* WORK TO BE COMPLETED: Copy out every line in which the string "depuis" occurs.

* EXTRACTED RECORDS:
============

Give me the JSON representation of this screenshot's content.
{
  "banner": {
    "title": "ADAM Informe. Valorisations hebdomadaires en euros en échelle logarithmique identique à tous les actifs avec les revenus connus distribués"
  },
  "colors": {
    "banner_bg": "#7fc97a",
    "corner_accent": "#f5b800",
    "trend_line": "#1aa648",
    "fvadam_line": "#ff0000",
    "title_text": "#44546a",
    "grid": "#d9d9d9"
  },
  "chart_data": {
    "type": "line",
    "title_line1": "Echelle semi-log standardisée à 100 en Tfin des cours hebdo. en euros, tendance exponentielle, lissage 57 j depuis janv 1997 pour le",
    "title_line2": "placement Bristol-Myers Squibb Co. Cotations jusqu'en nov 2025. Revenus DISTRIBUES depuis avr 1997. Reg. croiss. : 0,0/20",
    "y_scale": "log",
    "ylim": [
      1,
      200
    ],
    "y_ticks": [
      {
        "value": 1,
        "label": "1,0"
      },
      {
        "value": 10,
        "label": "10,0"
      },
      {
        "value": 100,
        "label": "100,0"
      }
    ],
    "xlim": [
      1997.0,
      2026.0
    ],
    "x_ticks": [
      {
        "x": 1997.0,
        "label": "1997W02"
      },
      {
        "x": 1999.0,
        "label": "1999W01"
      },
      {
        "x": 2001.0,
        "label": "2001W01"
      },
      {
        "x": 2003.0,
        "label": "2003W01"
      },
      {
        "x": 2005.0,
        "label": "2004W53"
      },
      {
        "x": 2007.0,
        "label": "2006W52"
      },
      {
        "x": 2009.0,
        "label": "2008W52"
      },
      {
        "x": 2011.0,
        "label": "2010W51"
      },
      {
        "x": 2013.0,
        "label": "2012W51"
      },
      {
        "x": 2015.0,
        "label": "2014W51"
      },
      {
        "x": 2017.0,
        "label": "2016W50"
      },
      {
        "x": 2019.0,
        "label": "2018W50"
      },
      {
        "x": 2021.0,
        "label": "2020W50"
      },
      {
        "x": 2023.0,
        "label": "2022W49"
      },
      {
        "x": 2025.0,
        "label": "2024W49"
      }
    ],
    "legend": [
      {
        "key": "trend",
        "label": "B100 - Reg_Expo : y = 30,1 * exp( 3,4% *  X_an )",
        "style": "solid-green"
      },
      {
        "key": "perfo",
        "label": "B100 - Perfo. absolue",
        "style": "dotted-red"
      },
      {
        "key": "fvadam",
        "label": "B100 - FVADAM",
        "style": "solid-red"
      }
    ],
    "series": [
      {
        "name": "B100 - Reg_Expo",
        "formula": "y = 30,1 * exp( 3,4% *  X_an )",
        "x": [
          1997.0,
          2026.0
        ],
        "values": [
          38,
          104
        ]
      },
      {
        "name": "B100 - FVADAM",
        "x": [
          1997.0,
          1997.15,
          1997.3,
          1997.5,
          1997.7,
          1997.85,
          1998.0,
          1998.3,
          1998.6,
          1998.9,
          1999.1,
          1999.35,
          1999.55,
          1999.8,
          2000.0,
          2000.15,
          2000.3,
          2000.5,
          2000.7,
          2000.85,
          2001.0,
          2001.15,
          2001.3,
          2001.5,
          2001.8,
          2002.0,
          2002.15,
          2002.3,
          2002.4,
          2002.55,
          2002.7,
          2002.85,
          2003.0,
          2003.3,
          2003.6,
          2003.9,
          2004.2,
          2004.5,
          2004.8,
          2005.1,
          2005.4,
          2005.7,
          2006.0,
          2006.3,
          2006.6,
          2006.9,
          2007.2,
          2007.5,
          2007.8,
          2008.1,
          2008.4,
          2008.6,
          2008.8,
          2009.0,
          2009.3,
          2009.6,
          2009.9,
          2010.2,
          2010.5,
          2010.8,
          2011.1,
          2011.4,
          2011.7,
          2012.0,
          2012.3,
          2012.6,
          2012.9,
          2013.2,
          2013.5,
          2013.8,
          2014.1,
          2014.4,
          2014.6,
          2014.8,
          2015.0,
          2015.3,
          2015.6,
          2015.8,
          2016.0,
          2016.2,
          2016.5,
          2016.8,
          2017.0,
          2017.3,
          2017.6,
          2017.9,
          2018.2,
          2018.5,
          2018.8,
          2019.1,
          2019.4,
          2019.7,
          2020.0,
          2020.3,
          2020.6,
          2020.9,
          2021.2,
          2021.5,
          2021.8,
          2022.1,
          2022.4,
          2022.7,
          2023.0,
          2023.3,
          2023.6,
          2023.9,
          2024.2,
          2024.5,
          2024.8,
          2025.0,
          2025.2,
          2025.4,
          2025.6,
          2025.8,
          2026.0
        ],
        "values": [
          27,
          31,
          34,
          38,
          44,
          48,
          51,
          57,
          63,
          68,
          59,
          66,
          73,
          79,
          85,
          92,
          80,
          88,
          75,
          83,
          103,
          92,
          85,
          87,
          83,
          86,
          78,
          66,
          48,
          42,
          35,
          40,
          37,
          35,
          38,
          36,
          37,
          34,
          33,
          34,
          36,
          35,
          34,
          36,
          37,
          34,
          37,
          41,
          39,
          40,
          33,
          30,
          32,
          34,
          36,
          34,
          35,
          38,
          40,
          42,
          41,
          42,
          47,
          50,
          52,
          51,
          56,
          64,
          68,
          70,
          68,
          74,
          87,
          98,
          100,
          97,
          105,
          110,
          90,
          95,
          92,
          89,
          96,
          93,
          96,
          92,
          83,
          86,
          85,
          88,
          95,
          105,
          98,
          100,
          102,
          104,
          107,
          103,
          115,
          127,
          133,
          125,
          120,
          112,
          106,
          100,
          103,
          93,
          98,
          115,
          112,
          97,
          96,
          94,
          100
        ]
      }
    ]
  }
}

============

* RESPONSE:
    "title_line1": "Echelle semi-log standardisée à 100 en Tfin des cours hebdo. en euros, tendance exponentielle, lissage 57 j depuis janv 1997 pour le",
    "title_line2": "placement Bristol-Myers Squibb Co. Cotations jusqu'en nov 2025. Revenus DISTRIBUES depuis avr 1997. Reg. croiss. : 0,0/20",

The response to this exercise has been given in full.